Task to carry out: Reproduce every line of the data below without any changes, and omit the picture from your answer.

Material for this exercise:
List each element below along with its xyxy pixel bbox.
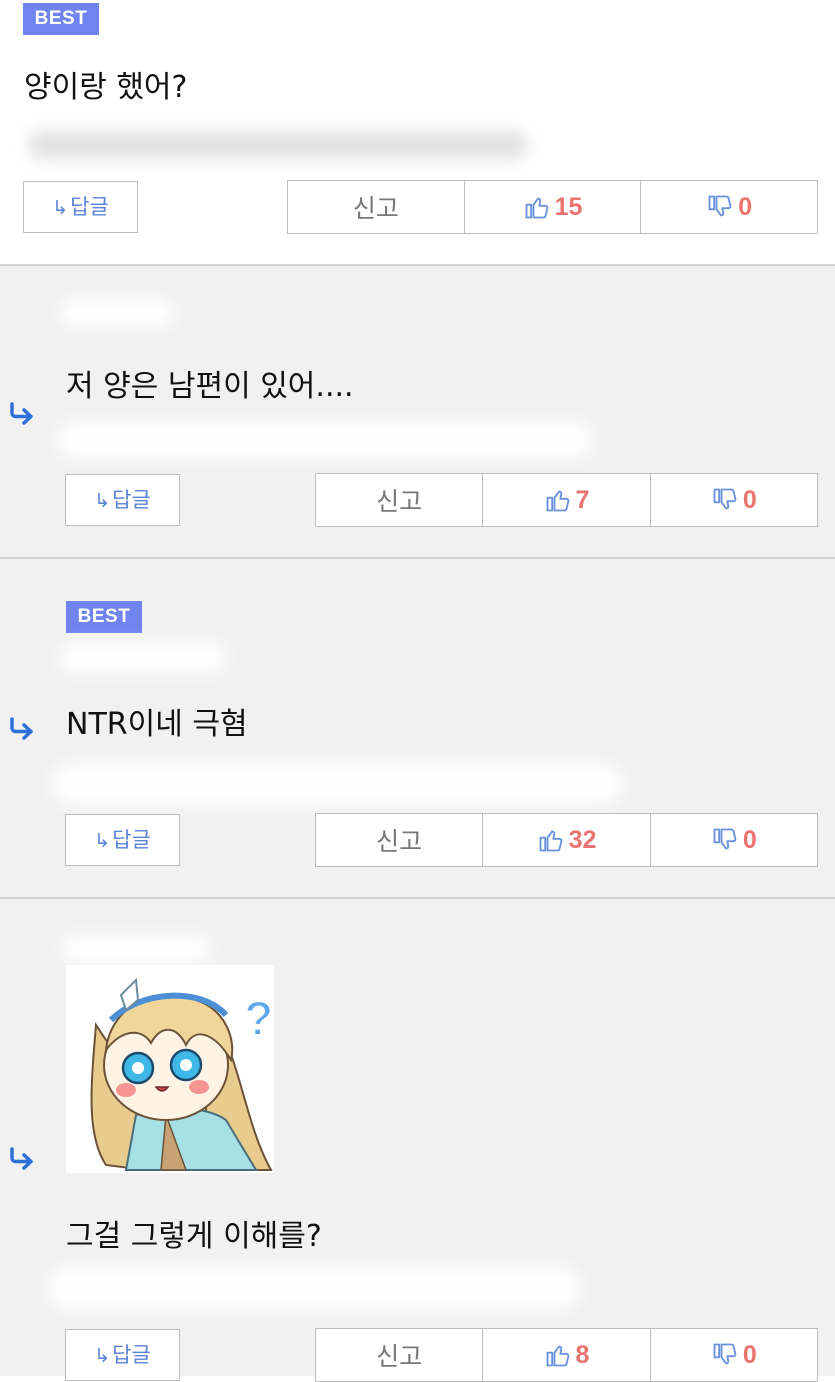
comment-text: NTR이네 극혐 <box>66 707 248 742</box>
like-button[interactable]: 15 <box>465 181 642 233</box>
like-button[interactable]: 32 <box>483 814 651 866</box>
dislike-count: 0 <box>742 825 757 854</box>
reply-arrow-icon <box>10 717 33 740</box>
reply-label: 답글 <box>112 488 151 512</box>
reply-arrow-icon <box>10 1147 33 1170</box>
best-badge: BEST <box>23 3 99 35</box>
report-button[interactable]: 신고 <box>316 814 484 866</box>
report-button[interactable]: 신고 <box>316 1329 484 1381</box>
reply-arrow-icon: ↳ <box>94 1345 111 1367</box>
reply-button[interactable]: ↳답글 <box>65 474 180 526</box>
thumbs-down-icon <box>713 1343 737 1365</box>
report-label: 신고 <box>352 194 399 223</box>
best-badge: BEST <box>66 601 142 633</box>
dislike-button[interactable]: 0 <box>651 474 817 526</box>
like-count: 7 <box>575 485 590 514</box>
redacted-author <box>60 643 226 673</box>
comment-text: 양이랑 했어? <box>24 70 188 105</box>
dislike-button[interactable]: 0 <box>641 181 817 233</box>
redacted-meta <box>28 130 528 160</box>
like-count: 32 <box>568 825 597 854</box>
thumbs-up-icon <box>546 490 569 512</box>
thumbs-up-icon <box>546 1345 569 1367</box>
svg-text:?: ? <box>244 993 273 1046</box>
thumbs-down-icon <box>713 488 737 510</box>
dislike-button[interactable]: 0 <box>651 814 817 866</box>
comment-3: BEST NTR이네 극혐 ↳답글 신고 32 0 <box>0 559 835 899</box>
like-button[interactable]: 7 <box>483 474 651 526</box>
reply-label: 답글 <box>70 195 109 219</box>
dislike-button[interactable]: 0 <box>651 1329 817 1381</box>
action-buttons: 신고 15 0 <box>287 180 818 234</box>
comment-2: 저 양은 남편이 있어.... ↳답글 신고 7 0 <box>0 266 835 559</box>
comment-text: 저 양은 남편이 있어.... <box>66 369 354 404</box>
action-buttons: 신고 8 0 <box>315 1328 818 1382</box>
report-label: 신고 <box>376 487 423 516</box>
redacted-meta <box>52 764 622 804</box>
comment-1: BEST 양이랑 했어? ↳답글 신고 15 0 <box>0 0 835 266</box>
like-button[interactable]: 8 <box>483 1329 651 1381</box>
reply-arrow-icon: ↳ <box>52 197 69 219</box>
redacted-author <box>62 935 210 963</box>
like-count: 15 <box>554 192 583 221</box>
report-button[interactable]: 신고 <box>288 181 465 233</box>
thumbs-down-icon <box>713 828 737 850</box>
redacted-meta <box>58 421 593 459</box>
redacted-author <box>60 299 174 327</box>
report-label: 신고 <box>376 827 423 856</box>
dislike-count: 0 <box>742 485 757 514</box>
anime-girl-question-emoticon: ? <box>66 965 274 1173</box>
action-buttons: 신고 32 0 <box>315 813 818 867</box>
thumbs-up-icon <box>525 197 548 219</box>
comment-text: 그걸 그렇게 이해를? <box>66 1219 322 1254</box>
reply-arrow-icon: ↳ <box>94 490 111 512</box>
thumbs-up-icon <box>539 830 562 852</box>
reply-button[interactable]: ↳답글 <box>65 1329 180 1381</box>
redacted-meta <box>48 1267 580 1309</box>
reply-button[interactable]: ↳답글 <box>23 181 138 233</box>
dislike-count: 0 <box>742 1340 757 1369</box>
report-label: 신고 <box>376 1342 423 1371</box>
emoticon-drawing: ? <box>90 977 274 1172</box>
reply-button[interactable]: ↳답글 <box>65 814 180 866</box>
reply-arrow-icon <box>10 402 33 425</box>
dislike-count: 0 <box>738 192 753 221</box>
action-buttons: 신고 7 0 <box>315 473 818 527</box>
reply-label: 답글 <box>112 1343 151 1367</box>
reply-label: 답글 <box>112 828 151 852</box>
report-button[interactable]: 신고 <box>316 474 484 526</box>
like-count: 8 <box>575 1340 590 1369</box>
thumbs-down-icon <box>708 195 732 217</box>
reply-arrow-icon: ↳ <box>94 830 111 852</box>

Expected output:
List each element below along with its xyxy pixel bbox.
comment-text: NTR이네 극혐 <box>66 707 248 742</box>
like-button[interactable]: 15 <box>465 181 642 233</box>
like-button[interactable]: 32 <box>483 814 651 866</box>
dislike-count: 0 <box>742 825 757 854</box>
reply-arrow-icon <box>10 717 33 740</box>
reply-label: 답글 <box>112 488 151 512</box>
reply-arrow-icon <box>10 1147 33 1170</box>
best-badge: BEST <box>23 3 99 35</box>
report-button[interactable]: 신고 <box>316 814 484 866</box>
report-button[interactable]: 신고 <box>316 1329 484 1381</box>
reply-arrow-icon: ↳ <box>94 1345 111 1367</box>
reply-button[interactable]: ↳답글 <box>65 474 180 526</box>
thumbs-down-icon <box>713 1343 737 1365</box>
report-label: 신고 <box>352 194 399 223</box>
best-badge: BEST <box>66 601 142 633</box>
dislike-button[interactable]: 0 <box>651 474 817 526</box>
like-count: 7 <box>575 485 590 514</box>
redacted-author <box>60 643 226 673</box>
comment-text: 양이랑 했어? <box>24 70 188 105</box>
dislike-button[interactable]: 0 <box>641 181 817 233</box>
redacted-meta <box>28 130 528 160</box>
like-count: 32 <box>568 825 597 854</box>
thumbs-up-icon <box>546 490 569 512</box>
thumbs-up-icon <box>546 1345 569 1367</box>
svg-text:?: ? <box>244 993 273 1046</box>
thumbs-down-icon <box>713 488 737 510</box>
dislike-button[interactable]: 0 <box>651 814 817 866</box>
comment-3: BEST NTR이네 극혐 ↳답글 신고 32 0 <box>0 559 835 899</box>
like-button[interactable]: 7 <box>483 474 651 526</box>
reply-label: 답글 <box>70 195 109 219</box>
dislike-button[interactable]: 0 <box>651 1329 817 1381</box>
action-buttons: 신고 15 0 <box>287 180 818 234</box>
comment-2: 저 양은 남편이 있어.... ↳답글 신고 7 0 <box>0 266 835 559</box>
comment-text: 저 양은 남편이 있어.... <box>66 369 354 404</box>
action-buttons: 신고 8 0 <box>315 1328 818 1382</box>
report-label: 신고 <box>376 487 423 516</box>
redacted-meta <box>52 764 622 804</box>
comment-1: BEST 양이랑 했어? ↳답글 신고 15 0 <box>0 0 835 266</box>
like-button[interactable]: 8 <box>483 1329 651 1381</box>
reply-arrow-icon: ↳ <box>52 197 69 219</box>
redacted-author <box>62 935 210 963</box>
like-count: 15 <box>554 192 583 221</box>
report-button[interactable]: 신고 <box>288 181 465 233</box>
thumbs-down-icon <box>713 828 737 850</box>
redacted-meta <box>58 421 593 459</box>
redacted-author <box>60 299 174 327</box>
report-label: 신고 <box>376 827 423 856</box>
dislike-count: 0 <box>742 485 757 514</box>
anime-girl-question-emoticon: ? <box>66 965 274 1173</box>
action-buttons: 신고 32 0 <box>315 813 818 867</box>
thumbs-up-icon <box>525 197 548 219</box>
comment-text: 그걸 그렇게 이해를? <box>66 1219 322 1254</box>
reply-arrow-icon: ↳ <box>94 490 111 512</box>
thumbs-up-icon <box>539 830 562 852</box>
reply-button[interactable]: ↳답글 <box>65 1329 180 1381</box>
redacted-meta <box>48 1267 580 1309</box>
reply-button[interactable]: ↳답글 <box>23 181 138 233</box>
dislike-count: 0 <box>742 1340 757 1369</box>
report-label: 신고 <box>376 1342 423 1371</box>
emoticon-drawing: ? <box>90 977 274 1172</box>
reply-button[interactable]: ↳답글 <box>65 814 180 866</box>
reply-arrow-icon <box>10 402 33 425</box>
dislike-count: 0 <box>738 192 753 221</box>
action-buttons: 신고 7 0 <box>315 473 818 527</box>
reply-label: 답글 <box>112 1343 151 1367</box>
reply-label: 답글 <box>112 828 151 852</box>
report-button[interactable]: 신고 <box>316 474 484 526</box>
like-count: 8 <box>575 1340 590 1369</box>
thumbs-down-icon <box>708 195 732 217</box>
reply-arrow-icon: ↳ <box>94 830 111 852</box>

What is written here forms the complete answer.